** begin **
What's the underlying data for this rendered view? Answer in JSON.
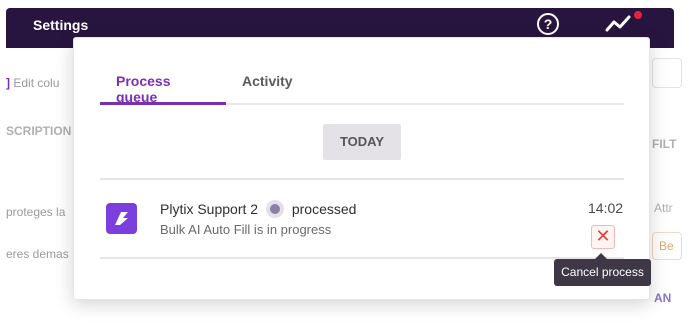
{
  "topbar": {
    "title": "Settings",
    "help_glyph": "?"
  },
  "background": {
    "edit_columns": "Edit colu",
    "description_header": "SCRIPTION",
    "row1": "proteges la",
    "row2": "eres demas",
    "right_header": "FILT",
    "right_cell1": "Attr",
    "right_chip": "Be",
    "right_bottom": "AN"
  },
  "modal": {
    "tabs": [
      {
        "label": "Process queue",
        "active": true
      },
      {
        "label": "Activity",
        "active": false
      }
    ],
    "date_group": "TODAY",
    "items": [
      {
        "user": "Plytix Support 2",
        "action": "processed",
        "description": "Bulk AI Auto Fill is in progress",
        "time": "14:02",
        "cancel_glyph": "✕"
      }
    ],
    "tooltip": "Cancel process"
  },
  "colors": {
    "brand": "#27153f",
    "accent": "#7a2fb3",
    "danger": "#e0443f"
  }
}
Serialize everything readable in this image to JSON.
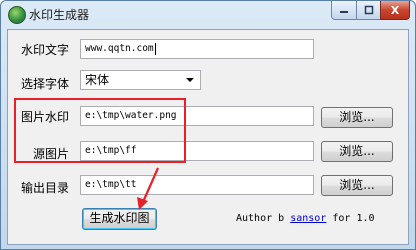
{
  "window": {
    "title": "水印生成器",
    "close_glyph": "X"
  },
  "form": {
    "watermark_text": {
      "label": "水印文字",
      "value": "www.qqtn.com"
    },
    "font": {
      "label": "选择字体",
      "value": "宋体"
    },
    "image_watermark": {
      "label": "图片水印",
      "value": "e:\\tmp\\water.png",
      "browse_label": "浏览..."
    },
    "source_image": {
      "label": "源图片",
      "value": "e:\\tmp\\ff",
      "browse_label": "浏览..."
    },
    "output_dir": {
      "label": "输出目录",
      "value": "e:\\tmp\\tt",
      "browse_label": "浏览..."
    }
  },
  "generate_button_label": "生成水印图",
  "author": {
    "prefix": "Author b",
    "link": "sansor",
    "suffix": "for 1.0"
  },
  "colors": {
    "highlight": "#e8202a",
    "link": "#0000cc"
  }
}
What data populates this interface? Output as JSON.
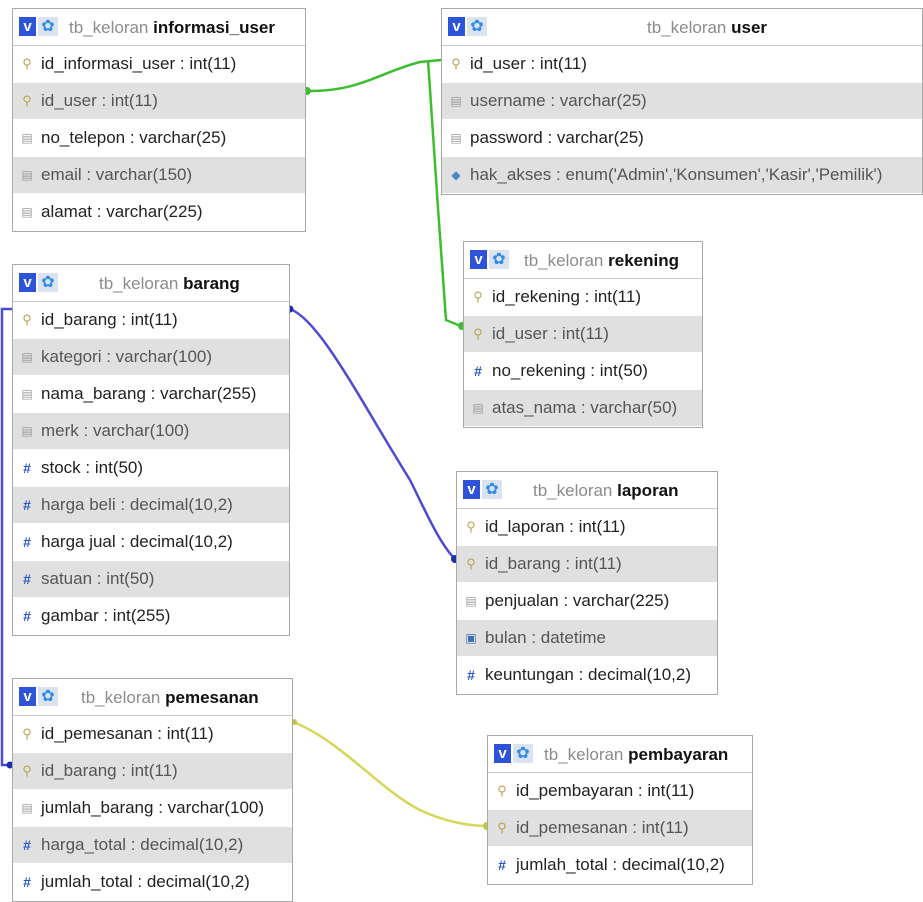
{
  "tables": [
    {
      "id": "informasi_user",
      "prefix": "tb_keloran",
      "name": "informasi_user",
      "columns": [
        {
          "label": "id_informasi_user : int(11)",
          "icon": "key-icon"
        },
        {
          "label": "id_user : int(11)",
          "icon": "key-icon"
        },
        {
          "label": "no_telepon : varchar(25)",
          "icon": "text-field-icon"
        },
        {
          "label": "email : varchar(150)",
          "icon": "text-field-icon"
        },
        {
          "label": "alamat : varchar(225)",
          "icon": "text-field-icon"
        }
      ]
    },
    {
      "id": "user",
      "prefix": "tb_keloran",
      "name": "user",
      "columns": [
        {
          "label": "id_user : int(11)",
          "icon": "key-icon"
        },
        {
          "label": "username : varchar(25)",
          "icon": "text-field-icon"
        },
        {
          "label": "password : varchar(25)",
          "icon": "text-field-icon"
        },
        {
          "label": "hak_akses : enum('Admin','Konsumen','Kasir','Pemilik')",
          "icon": "enum-icon"
        }
      ]
    },
    {
      "id": "rekening",
      "prefix": "tb_keloran",
      "name": "rekening",
      "columns": [
        {
          "label": "id_rekening : int(11)",
          "icon": "key-icon"
        },
        {
          "label": "id_user : int(11)",
          "icon": "key-icon"
        },
        {
          "label": "no_rekening : int(50)",
          "icon": "number-icon"
        },
        {
          "label": "atas_nama : varchar(50)",
          "icon": "text-field-icon"
        }
      ]
    },
    {
      "id": "barang",
      "prefix": "tb_keloran",
      "name": "barang",
      "columns": [
        {
          "label": "id_barang : int(11)",
          "icon": "key-icon"
        },
        {
          "label": "kategori : varchar(100)",
          "icon": "text-field-icon"
        },
        {
          "label": "nama_barang : varchar(255)",
          "icon": "text-field-icon"
        },
        {
          "label": "merk : varchar(100)",
          "icon": "text-field-icon"
        },
        {
          "label": "stock : int(50)",
          "icon": "number-icon"
        },
        {
          "label": "harga beli : decimal(10,2)",
          "icon": "number-icon"
        },
        {
          "label": "harga jual : decimal(10,2)",
          "icon": "number-icon"
        },
        {
          "label": "satuan : int(50)",
          "icon": "number-icon"
        },
        {
          "label": "gambar : int(255)",
          "icon": "number-icon"
        }
      ]
    },
    {
      "id": "laporan",
      "prefix": "tb_keloran",
      "name": "laporan",
      "columns": [
        {
          "label": "id_laporan : int(11)",
          "icon": "key-icon"
        },
        {
          "label": "id_barang : int(11)",
          "icon": "key-icon"
        },
        {
          "label": "penjualan : varchar(225)",
          "icon": "text-field-icon"
        },
        {
          "label": "bulan : datetime",
          "icon": "calendar-icon"
        },
        {
          "label": "keuntungan : decimal(10,2)",
          "icon": "number-icon"
        }
      ]
    },
    {
      "id": "pemesanan",
      "prefix": "tb_keloran",
      "name": "pemesanan",
      "columns": [
        {
          "label": "id_pemesanan : int(11)",
          "icon": "key-icon"
        },
        {
          "label": "id_barang : int(11)",
          "icon": "key-icon"
        },
        {
          "label": "jumlah_barang : varchar(100)",
          "icon": "text-field-icon"
        },
        {
          "label": "harga_total : decimal(10,2)",
          "icon": "number-icon"
        },
        {
          "label": "jumlah_total : decimal(10,2)",
          "icon": "number-icon"
        }
      ]
    },
    {
      "id": "pembayaran",
      "prefix": "tb_keloran",
      "name": "pembayaran",
      "columns": [
        {
          "label": "id_pembayaran : int(11)",
          "icon": "key-icon"
        },
        {
          "label": "id_pemesanan : int(11)",
          "icon": "key-icon"
        },
        {
          "label": "jumlah_total : decimal(10,2)",
          "icon": "number-icon"
        }
      ]
    }
  ],
  "relations": [
    {
      "from": "informasi_user.id_user",
      "to": "user.id_user",
      "color": "#3dbd2f"
    },
    {
      "from": "rekening.id_user",
      "to": "user.id_user",
      "color": "#3dbd2f"
    },
    {
      "from": "laporan.id_barang",
      "to": "barang.id_barang",
      "color": "#4b4bd4"
    },
    {
      "from": "pemesanan.id_barang",
      "to": "barang.id_barang",
      "color": "#4b4bd4"
    },
    {
      "from": "pembayaran.id_pemesanan",
      "to": "pemesanan.id_pemesanan",
      "color": "#d6d65a"
    }
  ],
  "header_icons": {
    "view": "v-icon",
    "options": "gear-icon"
  },
  "header_v_label": "v",
  "header_gear_glyph": "✿"
}
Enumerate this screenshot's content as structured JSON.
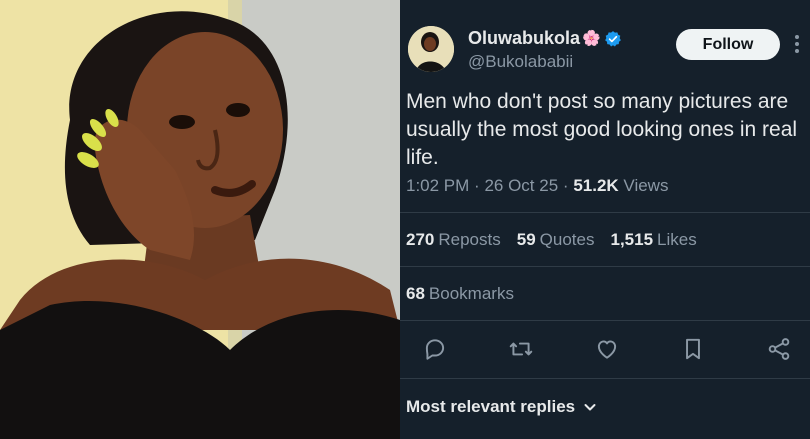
{
  "photo": {
    "subject": "woman-portrait"
  },
  "tweet": {
    "display_name": "Oluwabukola",
    "flower_emoji": "🌸",
    "handle": "@Bukolababii",
    "follow_label": "Follow",
    "text": "Men who don't post so many pictures are usually the most good looking ones in real life.",
    "time": "1:02 PM",
    "date": "26 Oct 25",
    "views_count": "51.2K",
    "views_label": "Views",
    "reposts_count": "270",
    "reposts_label": "Reposts",
    "quotes_count": "59",
    "quotes_label": "Quotes",
    "likes_count": "1,515",
    "likes_label": "Likes",
    "bookmarks_count": "68",
    "bookmarks_label": "Bookmarks",
    "replies_sort": "Most relevant replies"
  },
  "icons": [
    "reply-icon",
    "repost-icon",
    "like-icon",
    "bookmark-icon",
    "share-icon",
    "verified-icon",
    "more-icon",
    "chevron-down-icon"
  ],
  "colors": {
    "background": "#15202b",
    "text": "#e7e9ea",
    "muted": "#8b98a5",
    "verified": "#1d9bf0",
    "follow_bg": "#eff3f4"
  }
}
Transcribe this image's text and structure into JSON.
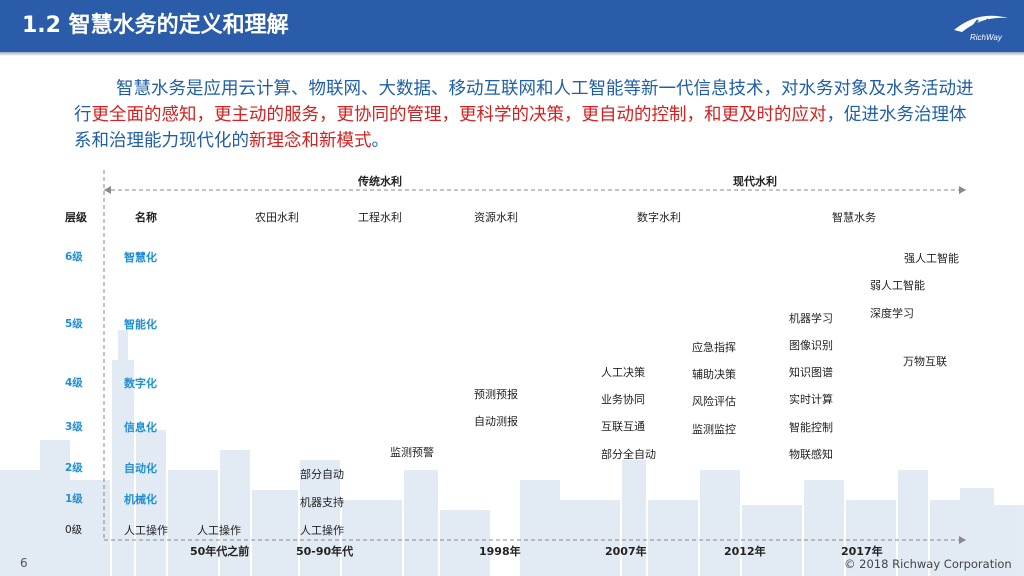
{
  "header": {
    "title": "1.2 智慧水务的定义和理解",
    "logo_text": "RichWay"
  },
  "intro": {
    "p1": "智慧水务是应用云计算、物联网、大数据、移动互联网和人工智能等新一代信息技术，对水务对象及水务活动进行",
    "p2": "更全面的感知，更主动的服务，更协同的管理，更科学的决策，更自动的控制，和更及时的应对",
    "p3": "，促进水务治理体系和治理能力现代化的",
    "p4": "新理念和新模式",
    "p5": "。"
  },
  "timeline": {
    "traditional": "传统水利",
    "modern": "现代水利",
    "col_level": "层级",
    "col_name": "名称",
    "eras": [
      "农田水利",
      "工程水利",
      "资源水利",
      "数字水利",
      "智慧水务"
    ],
    "levels": [
      "6级",
      "5级",
      "4级",
      "3级",
      "2级",
      "1级",
      "0级"
    ],
    "names": [
      "智慧化",
      "智能化",
      "数字化",
      "信息化",
      "自动化",
      "机械化",
      "人工操作"
    ],
    "years": [
      "50年代之前",
      "50-90年代",
      "1998年",
      "2007年",
      "2012年",
      "2017年"
    ]
  },
  "cells": {
    "c50_before": "人工操作",
    "c5090": [
      "部分自动",
      "机器支持",
      "人工操作"
    ],
    "c_monitor": "监测预警",
    "c1998": [
      "预测预报",
      "自动测报"
    ],
    "c2007": [
      "人工决策",
      "业务协同",
      "互联互通",
      "部分全自动"
    ],
    "c2012": [
      "应急指挥",
      "辅助决策",
      "风险评估",
      "监测监控"
    ],
    "c2017": [
      "机器学习",
      "图像识别",
      "知识图谱",
      "实时计算",
      "智能控制",
      "物联感知"
    ],
    "cfuture": [
      "强人工智能",
      "弱人工智能",
      "深度学习",
      "万物互联"
    ]
  },
  "footer": {
    "page": "6",
    "copyright": "© 2018 Richway Corporation"
  },
  "colors": {
    "header_bg": "#2a5caa",
    "blue_text": "#1f5fa8",
    "red_text": "#d42020",
    "level_blue": "#1f8fd6"
  }
}
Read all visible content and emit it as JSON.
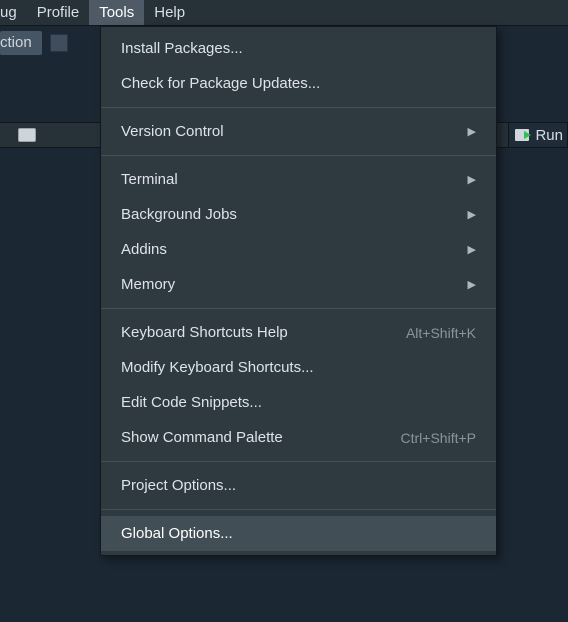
{
  "menubar": {
    "debug_partial": "ug",
    "profile": "Profile",
    "tools": "Tools",
    "help": "Help"
  },
  "secondbar": {
    "ction_partial": "ction"
  },
  "bottombar": {
    "run_partial": "Run"
  },
  "tools_menu": {
    "install_packages": "Install Packages...",
    "check_updates": "Check for Package Updates...",
    "version_control": "Version Control",
    "terminal": "Terminal",
    "background_jobs": "Background Jobs",
    "addins": "Addins",
    "memory": "Memory",
    "keyboard_help": "Keyboard Shortcuts Help",
    "keyboard_help_shortcut": "Alt+Shift+K",
    "modify_keyboard": "Modify Keyboard Shortcuts...",
    "edit_snippets": "Edit Code Snippets...",
    "command_palette": "Show Command Palette",
    "command_palette_shortcut": "Ctrl+Shift+P",
    "project_options": "Project Options...",
    "global_options": "Global Options..."
  }
}
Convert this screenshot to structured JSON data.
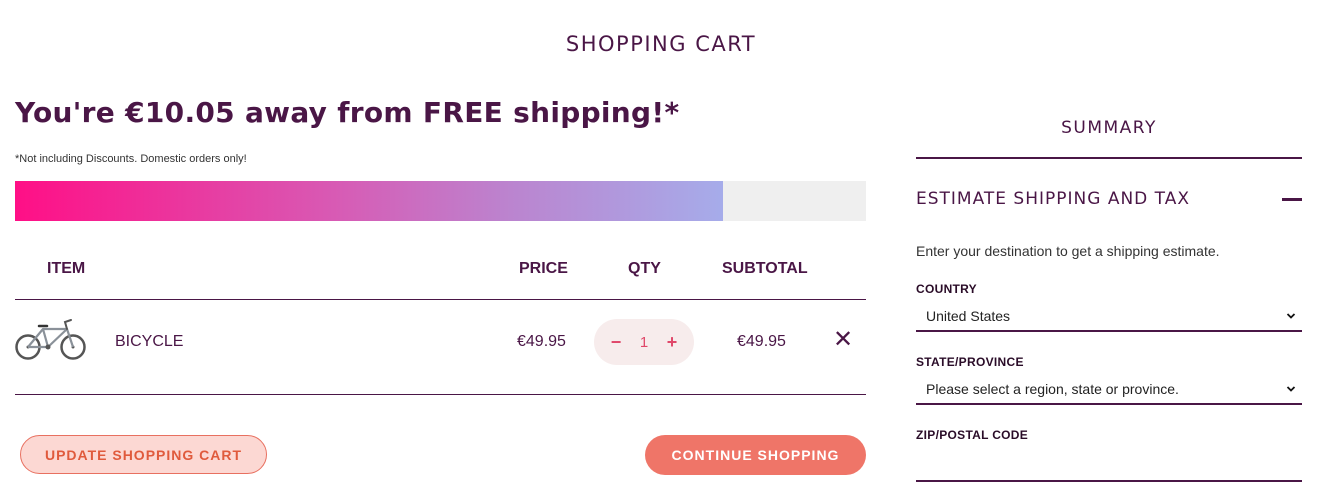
{
  "page": {
    "title": "SHOPPING CART"
  },
  "shipping_promo": {
    "heading": "You're €10.05 away from FREE shipping!*",
    "note": "*Not including Discounts. Domestic orders only!",
    "progress_fraction": 0.832
  },
  "cart": {
    "headers": {
      "item": "ITEM",
      "price": "PRICE",
      "qty": "QTY",
      "subtotal": "SUBTOTAL"
    },
    "items": [
      {
        "name": "BICYCLE",
        "price": "€49.95",
        "qty": "1",
        "subtotal": "€49.95"
      }
    ],
    "qty_decrease": "−",
    "qty_increase": "+",
    "remove_symbol": "✕"
  },
  "buttons": {
    "update": "UPDATE SHOPPING CART",
    "continue": "CONTINUE SHOPPING"
  },
  "summary": {
    "title": "SUMMARY",
    "estimate_title": "ESTIMATE SHIPPING AND TAX",
    "estimate_desc": "Enter your destination to get a shipping estimate.",
    "country_label": "COUNTRY",
    "country_value": "United States",
    "state_label": "STATE/PROVINCE",
    "state_value": "Please select a region, state or province.",
    "zip_label": "ZIP/POSTAL CODE",
    "zip_value": ""
  },
  "icons": {
    "product_image": "bicycle-icon",
    "remove": "close-icon",
    "collapse": "minus-icon",
    "dropdown": "chevron-down-icon"
  }
}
** end **
[The problem]: Of the lines in this listing, how many contain "data"? Reply with the number and nothing more.

[Exercise output]: 3